WORK REQUIRED: Quote the listing below in its entirety.

RECORDS SUPPLIED:
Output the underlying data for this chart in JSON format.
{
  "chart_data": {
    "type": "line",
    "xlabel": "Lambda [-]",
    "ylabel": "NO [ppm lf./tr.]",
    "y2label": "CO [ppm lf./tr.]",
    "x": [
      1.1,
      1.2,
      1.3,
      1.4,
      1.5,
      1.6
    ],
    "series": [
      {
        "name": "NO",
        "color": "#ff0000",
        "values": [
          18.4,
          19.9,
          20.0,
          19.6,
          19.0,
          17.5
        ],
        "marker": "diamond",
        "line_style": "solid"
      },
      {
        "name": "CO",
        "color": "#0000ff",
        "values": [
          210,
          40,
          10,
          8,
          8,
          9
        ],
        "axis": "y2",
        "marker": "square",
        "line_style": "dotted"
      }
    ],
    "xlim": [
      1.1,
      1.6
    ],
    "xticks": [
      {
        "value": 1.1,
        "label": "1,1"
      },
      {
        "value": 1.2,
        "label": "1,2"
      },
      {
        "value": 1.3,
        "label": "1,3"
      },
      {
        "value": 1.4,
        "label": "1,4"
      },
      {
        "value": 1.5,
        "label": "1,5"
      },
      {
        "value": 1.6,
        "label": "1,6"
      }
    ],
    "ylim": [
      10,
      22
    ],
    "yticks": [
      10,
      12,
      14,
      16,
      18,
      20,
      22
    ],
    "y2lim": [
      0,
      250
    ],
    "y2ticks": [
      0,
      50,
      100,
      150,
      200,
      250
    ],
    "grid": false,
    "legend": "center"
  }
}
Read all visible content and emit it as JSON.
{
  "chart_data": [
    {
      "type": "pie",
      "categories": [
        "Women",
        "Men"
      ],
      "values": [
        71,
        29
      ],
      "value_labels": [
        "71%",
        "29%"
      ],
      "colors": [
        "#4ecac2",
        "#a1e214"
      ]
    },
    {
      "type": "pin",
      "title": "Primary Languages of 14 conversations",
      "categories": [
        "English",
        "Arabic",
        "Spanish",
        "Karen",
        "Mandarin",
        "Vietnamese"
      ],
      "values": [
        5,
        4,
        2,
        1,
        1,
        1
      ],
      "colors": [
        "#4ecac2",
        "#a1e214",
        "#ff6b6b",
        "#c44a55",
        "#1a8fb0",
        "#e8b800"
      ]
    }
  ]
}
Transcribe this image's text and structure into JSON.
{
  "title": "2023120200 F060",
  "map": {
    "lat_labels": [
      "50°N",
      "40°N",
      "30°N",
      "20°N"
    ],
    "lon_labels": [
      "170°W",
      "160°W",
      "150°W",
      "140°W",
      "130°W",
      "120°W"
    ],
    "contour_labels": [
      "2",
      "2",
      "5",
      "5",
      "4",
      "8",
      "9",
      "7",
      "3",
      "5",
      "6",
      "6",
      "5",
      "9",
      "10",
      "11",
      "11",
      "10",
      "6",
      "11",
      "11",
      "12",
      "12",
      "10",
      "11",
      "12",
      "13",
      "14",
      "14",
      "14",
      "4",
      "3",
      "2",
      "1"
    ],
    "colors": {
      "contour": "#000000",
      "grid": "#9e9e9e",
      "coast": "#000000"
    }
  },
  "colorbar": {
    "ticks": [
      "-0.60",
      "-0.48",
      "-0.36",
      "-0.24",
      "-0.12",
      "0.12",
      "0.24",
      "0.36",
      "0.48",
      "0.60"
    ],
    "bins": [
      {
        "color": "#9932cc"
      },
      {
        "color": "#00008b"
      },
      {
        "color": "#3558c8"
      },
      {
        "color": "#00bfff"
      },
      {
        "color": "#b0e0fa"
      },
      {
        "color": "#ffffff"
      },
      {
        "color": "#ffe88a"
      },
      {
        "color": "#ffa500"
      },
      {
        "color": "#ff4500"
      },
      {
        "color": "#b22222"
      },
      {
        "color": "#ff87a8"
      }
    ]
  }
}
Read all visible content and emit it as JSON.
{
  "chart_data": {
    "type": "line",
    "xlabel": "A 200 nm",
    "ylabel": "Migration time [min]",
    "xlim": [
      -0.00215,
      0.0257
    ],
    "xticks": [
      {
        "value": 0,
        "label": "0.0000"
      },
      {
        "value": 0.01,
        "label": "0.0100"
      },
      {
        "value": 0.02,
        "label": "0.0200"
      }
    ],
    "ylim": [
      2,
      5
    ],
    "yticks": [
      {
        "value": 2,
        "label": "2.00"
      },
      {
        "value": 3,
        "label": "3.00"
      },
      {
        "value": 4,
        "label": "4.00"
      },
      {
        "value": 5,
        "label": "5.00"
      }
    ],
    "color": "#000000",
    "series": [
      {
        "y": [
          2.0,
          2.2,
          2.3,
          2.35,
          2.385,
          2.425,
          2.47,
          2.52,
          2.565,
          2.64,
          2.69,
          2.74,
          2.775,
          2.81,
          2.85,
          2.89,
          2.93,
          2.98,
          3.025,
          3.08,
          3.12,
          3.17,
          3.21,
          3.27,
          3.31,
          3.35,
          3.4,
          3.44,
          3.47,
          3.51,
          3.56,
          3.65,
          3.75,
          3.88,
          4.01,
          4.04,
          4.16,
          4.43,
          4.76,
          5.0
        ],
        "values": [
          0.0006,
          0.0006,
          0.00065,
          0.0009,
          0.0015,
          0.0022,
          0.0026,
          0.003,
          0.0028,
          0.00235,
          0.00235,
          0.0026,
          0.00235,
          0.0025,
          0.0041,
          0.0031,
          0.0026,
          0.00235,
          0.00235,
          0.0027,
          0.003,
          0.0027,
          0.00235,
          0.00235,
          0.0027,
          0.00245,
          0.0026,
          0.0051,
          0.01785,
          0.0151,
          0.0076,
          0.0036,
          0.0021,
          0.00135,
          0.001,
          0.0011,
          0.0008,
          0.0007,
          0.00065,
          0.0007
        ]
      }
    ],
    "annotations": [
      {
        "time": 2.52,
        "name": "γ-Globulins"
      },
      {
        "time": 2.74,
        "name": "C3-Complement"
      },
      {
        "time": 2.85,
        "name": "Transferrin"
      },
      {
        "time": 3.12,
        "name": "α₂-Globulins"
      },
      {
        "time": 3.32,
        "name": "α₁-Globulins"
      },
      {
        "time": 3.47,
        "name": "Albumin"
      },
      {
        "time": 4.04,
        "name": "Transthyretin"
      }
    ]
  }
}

RESULT OF THE EXERCISE:
Output the underlying data for this chart in JSON format.
{
  "chart_data": {
    "type": "line",
    "xlabel": "Lambda [-]",
    "ylabel": "NO [ppm lf./tr.]",
    "y2label": "CO [ppm lf./tr.]",
    "x": [
      1.1,
      1.2,
      1.3,
      1.4,
      1.5,
      1.6
    ],
    "series": [
      {
        "name": "NO",
        "color": "#ff0000",
        "values": [
          18.4,
          19.9,
          20.0,
          19.6,
          19.0,
          17.5
        ],
        "marker": "diamond",
        "line_style": "solid"
      },
      {
        "name": "CO",
        "color": "#0000ff",
        "values": [
          210,
          40,
          10,
          8,
          8,
          9
        ],
        "axis": "y2",
        "marker": "square",
        "line_style": "dotted"
      }
    ],
    "xlim": [
      1.1,
      1.6
    ],
    "xticks": [
      {
        "value": 1.1,
        "label": "1,1"
      },
      {
        "value": 1.2,
        "label": "1,2"
      },
      {
        "value": 1.3,
        "label": "1,3"
      },
      {
        "value": 1.4,
        "label": "1,4"
      },
      {
        "value": 1.5,
        "label": "1,5"
      },
      {
        "value": 1.6,
        "label": "1,6"
      }
    ],
    "ylim": [
      10,
      22
    ],
    "yticks": [
      10,
      12,
      14,
      16,
      18,
      20,
      22
    ],
    "y2lim": [
      0,
      250
    ],
    "y2ticks": [
      0,
      50,
      100,
      150,
      200,
      250
    ],
    "grid": false,
    "legend": "center"
  }
}
Read all visible content and emit it as JSON.
{
  "chart_data": [
    {
      "type": "pie",
      "categories": [
        "Women",
        "Men"
      ],
      "values": [
        71,
        29
      ],
      "value_labels": [
        "71%",
        "29%"
      ],
      "colors": [
        "#4ecac2",
        "#a1e214"
      ]
    },
    {
      "type": "pin",
      "title": "Primary Languages of 14 conversations",
      "categories": [
        "English",
        "Arabic",
        "Spanish",
        "Karen",
        "Mandarin",
        "Vietnamese"
      ],
      "values": [
        5,
        4,
        2,
        1,
        1,
        1
      ],
      "colors": [
        "#4ecac2",
        "#a1e214",
        "#ff6b6b",
        "#c44a55",
        "#1a8fb0",
        "#e8b800"
      ]
    }
  ]
}
Transcribe this image's text and structure into JSON.
{
  "title": "2023120200 F060",
  "map": {
    "lat_labels": [
      "50°N",
      "40°N",
      "30°N",
      "20°N"
    ],
    "lon_labels": [
      "170°W",
      "160°W",
      "150°W",
      "140°W",
      "130°W",
      "120°W"
    ],
    "contour_labels": [
      "2",
      "2",
      "5",
      "5",
      "4",
      "8",
      "9",
      "7",
      "3",
      "5",
      "6",
      "6",
      "5",
      "9",
      "10",
      "11",
      "11",
      "10",
      "6",
      "11",
      "11",
      "12",
      "12",
      "10",
      "11",
      "12",
      "13",
      "14",
      "14",
      "14",
      "4",
      "3",
      "2",
      "1"
    ],
    "colors": {
      "contour": "#000000",
      "grid": "#9e9e9e",
      "coast": "#000000"
    }
  },
  "colorbar": {
    "ticks": [
      "-0.60",
      "-0.48",
      "-0.36",
      "-0.24",
      "-0.12",
      "0.12",
      "0.24",
      "0.36",
      "0.48",
      "0.60"
    ],
    "bins": [
      {
        "color": "#9932cc"
      },
      {
        "color": "#00008b"
      },
      {
        "color": "#3558c8"
      },
      {
        "color": "#00bfff"
      },
      {
        "color": "#b0e0fa"
      },
      {
        "color": "#ffffff"
      },
      {
        "color": "#ffe88a"
      },
      {
        "color": "#ffa500"
      },
      {
        "color": "#ff4500"
      },
      {
        "color": "#b22222"
      },
      {
        "color": "#ff87a8"
      }
    ]
  }
}
Read all visible content and emit it as JSON.
{
  "chart_data": {
    "type": "line",
    "xlabel": "A 200 nm",
    "ylabel": "Migration time [min]",
    "xlim": [
      -0.00215,
      0.0257
    ],
    "xticks": [
      {
        "value": 0,
        "label": "0.0000"
      },
      {
        "value": 0.01,
        "label": "0.0100"
      },
      {
        "value": 0.02,
        "label": "0.0200"
      }
    ],
    "ylim": [
      2,
      5
    ],
    "yticks": [
      {
        "value": 2,
        "label": "2.00"
      },
      {
        "value": 3,
        "label": "3.00"
      },
      {
        "value": 4,
        "label": "4.00"
      },
      {
        "value": 5,
        "label": "5.00"
      }
    ],
    "color": "#000000",
    "series": [
      {
        "y": [
          2.0,
          2.2,
          2.3,
          2.35,
          2.385,
          2.425,
          2.47,
          2.52,
          2.565,
          2.64,
          2.69,
          2.74,
          2.775,
          2.81,
          2.85,
          2.89,
          2.93,
          2.98,
          3.025,
          3.08,
          3.12,
          3.17,
          3.21,
          3.27,
          3.31,
          3.35,
          3.4,
          3.44,
          3.47,
          3.51,
          3.56,
          3.65,
          3.75,
          3.88,
          4.01,
          4.04,
          4.16,
          4.43,
          4.76,
          5.0
        ],
        "values": [
          0.0006,
          0.0006,
          0.00065,
          0.0009,
          0.0015,
          0.0022,
          0.0026,
          0.003,
          0.0028,
          0.00235,
          0.00235,
          0.0026,
          0.00235,
          0.0025,
          0.0041,
          0.0031,
          0.0026,
          0.00235,
          0.00235,
          0.0027,
          0.003,
          0.0027,
          0.00235,
          0.00235,
          0.0027,
          0.00245,
          0.0026,
          0.0051,
          0.01785,
          0.0151,
          0.0076,
          0.0036,
          0.0021,
          0.00135,
          0.001,
          0.0011,
          0.0008,
          0.0007,
          0.00065,
          0.0007
        ]
      }
    ],
    "annotations": [
      {
        "time": 2.52,
        "name": "γ-Globulins"
      },
      {
        "time": 2.74,
        "name": "C3-Complement"
      },
      {
        "time": 2.85,
        "name": "Transferrin"
      },
      {
        "time": 3.12,
        "name": "α₂-Globulins"
      },
      {
        "time": 3.32,
        "name": "α₁-Globulins"
      },
      {
        "time": 3.47,
        "name": "Albumin"
      },
      {
        "time": 4.04,
        "name": "Transthyretin"
      }
    ]
  }
}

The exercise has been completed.